[Set exercise] Search the entries for the word "ought" and pull out each line that has it.

Data entries:
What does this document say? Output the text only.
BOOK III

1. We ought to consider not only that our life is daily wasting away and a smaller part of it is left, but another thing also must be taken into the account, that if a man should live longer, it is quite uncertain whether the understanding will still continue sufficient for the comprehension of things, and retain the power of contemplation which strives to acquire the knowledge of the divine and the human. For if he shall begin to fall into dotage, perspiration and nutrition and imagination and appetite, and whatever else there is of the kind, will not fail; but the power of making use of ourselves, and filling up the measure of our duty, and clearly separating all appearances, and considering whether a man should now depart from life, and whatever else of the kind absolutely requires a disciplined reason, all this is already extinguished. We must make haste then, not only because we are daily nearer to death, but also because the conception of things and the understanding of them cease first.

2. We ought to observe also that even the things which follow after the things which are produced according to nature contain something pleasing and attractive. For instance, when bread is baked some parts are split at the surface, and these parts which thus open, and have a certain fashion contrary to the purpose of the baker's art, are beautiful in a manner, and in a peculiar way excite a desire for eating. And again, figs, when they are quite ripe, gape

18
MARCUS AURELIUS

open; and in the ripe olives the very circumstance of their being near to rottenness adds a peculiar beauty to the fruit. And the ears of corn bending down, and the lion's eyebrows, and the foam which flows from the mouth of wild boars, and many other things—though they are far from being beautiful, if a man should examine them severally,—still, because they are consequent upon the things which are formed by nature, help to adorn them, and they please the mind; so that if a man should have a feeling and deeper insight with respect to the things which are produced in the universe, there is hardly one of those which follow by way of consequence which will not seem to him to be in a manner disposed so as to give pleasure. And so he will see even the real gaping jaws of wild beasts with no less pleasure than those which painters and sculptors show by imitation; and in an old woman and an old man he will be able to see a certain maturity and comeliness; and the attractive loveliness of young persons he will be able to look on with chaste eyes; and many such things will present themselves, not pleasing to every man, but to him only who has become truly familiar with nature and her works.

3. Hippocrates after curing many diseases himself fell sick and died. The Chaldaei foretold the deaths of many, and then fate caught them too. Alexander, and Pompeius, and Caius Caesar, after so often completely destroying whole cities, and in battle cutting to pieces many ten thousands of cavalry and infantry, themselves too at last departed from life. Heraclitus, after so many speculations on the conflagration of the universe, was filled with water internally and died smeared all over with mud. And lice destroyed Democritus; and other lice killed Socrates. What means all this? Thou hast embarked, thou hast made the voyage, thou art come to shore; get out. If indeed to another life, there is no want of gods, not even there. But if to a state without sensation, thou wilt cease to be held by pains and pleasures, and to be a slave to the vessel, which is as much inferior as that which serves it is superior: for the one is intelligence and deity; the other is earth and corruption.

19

[Answer to the task]
1. We ought to consider not only that our life is daily wasting away and a smaller part of it is left, but another thing also must be taken into the account, that if a man should live longer, it is quite uncertain whether the understanding will still continue sufficient for the comprehension of things, and retain the power of contemplation which strives to acquire the knowledge of the divine and the human. For if he shall begin to fall into dotage, perspiration and nutrition and imagination and appetite, and whatever else there is of the kind, will not fail; but the power of making use of ourselves, and filling up the measure of our duty, and clearly separating all appearances, and considering whether a man should now depart from life, and whatever else of the kind absolutely requires a disciplined reason, all this is already extinguished. We must make haste then, not only because we are daily nearer to death, but also because the conception of things and the understanding of them cease first.
2. We ought to observe also that even the things which follow after the things which are produced according to nature contain something pleasing and attractive. For instance, when bread is baked some parts are split at the surface, and these parts which thus open, and have a certain fashion contrary to the purpose of the baker's art, are beautiful in a manner, and in a peculiar way excite a desire for eating. And again, figs, when they are quite ripe, gape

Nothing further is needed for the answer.